• TEXTE FOURNI:

---------------

On a donc la confirmation que, selon vous, l'acceptation vaut justice (au contraire du principe selon lequel la justice ne dépend pas de notre volonté).
Et on voit également que vous ne faites plus ici la distinction, pourtant fort utile, entre impression et réalité : considérer que les biens sont de mêmes valeurs n'implique pas forcément que tel est le cas en réalité.
(Rectification : celui qui donnait jugeait qu’il donnait moins que la motte de beurre qu’il recevait, sinon il n’aurait pas pris la peine de procéder à l’échange, de même que le commerçant jugeait que ce qu’il recevait valait plus que de conserver le beurre dans son frigo. C’est un simple rappel d’une vérité élémentaire : dans tout échange, nous échangeons des valeurs inégales, sinon on ne voit pas pourquoi l’échange aurait lieu, et c’est cette inégalité qui permet de dire que chaque partie sort gagnante de l’échange, compte tenu des circonstances de chacune).
Je dois vous dire d'abord que j'apprécie d'échanger avec vous sur ce sujet, parce que j'apprends certaines choses. Même si j'en suis en désaccord complet (et peut-être à cause de cela - et d'une certaine naïveté, sans doute), je n'imaginais pas possible d'affirmer ce que vous déclarez ici. Mais cela m'a permis de mieux saisir le coeur du libéralisme.
Assez bêtement, je pensais que l'on échangeait parce que l'on avait besoin de ce que l'on achetait, et que l'acheteur du pot de beurre
avait tout simplement faim. Mais non, vous m'apprenez qu'en fait il cherchait à s'enrichir, en donnant moins que ne valait le pot.

---------------

• CONSIGNE: D'après la rectification entre parenthèses du texte fourni, que permet de dire l'inégalité des valeurs échangées ?

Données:
---------------

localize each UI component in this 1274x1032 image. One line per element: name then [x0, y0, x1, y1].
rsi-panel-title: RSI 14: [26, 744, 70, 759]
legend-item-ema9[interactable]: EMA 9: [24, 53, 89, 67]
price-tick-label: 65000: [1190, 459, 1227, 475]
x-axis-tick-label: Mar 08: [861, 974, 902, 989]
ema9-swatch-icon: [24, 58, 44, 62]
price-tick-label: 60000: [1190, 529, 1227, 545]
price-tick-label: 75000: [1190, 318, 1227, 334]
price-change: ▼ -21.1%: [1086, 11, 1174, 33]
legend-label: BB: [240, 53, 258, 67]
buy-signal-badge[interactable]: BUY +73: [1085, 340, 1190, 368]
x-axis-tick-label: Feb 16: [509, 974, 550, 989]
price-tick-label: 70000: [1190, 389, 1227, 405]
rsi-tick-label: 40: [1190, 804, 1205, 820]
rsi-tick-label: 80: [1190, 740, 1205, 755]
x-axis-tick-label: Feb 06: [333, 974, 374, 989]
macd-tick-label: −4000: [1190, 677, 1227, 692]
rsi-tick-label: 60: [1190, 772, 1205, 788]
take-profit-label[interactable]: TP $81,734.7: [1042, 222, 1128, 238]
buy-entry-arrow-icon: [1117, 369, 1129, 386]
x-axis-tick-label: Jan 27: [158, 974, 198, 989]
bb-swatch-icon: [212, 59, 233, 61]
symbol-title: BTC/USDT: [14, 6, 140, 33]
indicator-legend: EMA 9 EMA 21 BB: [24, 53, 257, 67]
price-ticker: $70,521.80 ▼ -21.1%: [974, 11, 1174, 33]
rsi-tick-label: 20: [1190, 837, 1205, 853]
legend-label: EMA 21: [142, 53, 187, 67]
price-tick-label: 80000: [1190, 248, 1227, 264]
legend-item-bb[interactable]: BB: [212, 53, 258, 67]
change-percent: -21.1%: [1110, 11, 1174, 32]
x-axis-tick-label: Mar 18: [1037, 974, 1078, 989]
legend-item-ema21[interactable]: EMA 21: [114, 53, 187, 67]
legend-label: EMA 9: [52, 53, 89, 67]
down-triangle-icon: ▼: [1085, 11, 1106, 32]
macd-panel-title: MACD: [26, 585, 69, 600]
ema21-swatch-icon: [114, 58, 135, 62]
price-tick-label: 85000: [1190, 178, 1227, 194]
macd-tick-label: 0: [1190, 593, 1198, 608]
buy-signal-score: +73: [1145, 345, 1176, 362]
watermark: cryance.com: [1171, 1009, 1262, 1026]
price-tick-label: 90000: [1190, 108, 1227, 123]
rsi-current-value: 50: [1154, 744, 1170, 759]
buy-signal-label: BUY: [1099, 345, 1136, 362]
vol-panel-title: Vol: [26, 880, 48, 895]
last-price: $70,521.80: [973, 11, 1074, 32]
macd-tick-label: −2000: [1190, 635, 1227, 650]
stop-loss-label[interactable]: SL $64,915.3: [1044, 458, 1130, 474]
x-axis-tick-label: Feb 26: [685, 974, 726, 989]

---------------

• RÉPONSE: Elle permet de dire que chaque partie sort gagnante de l'échange, compte tenu des circonstances de chacune.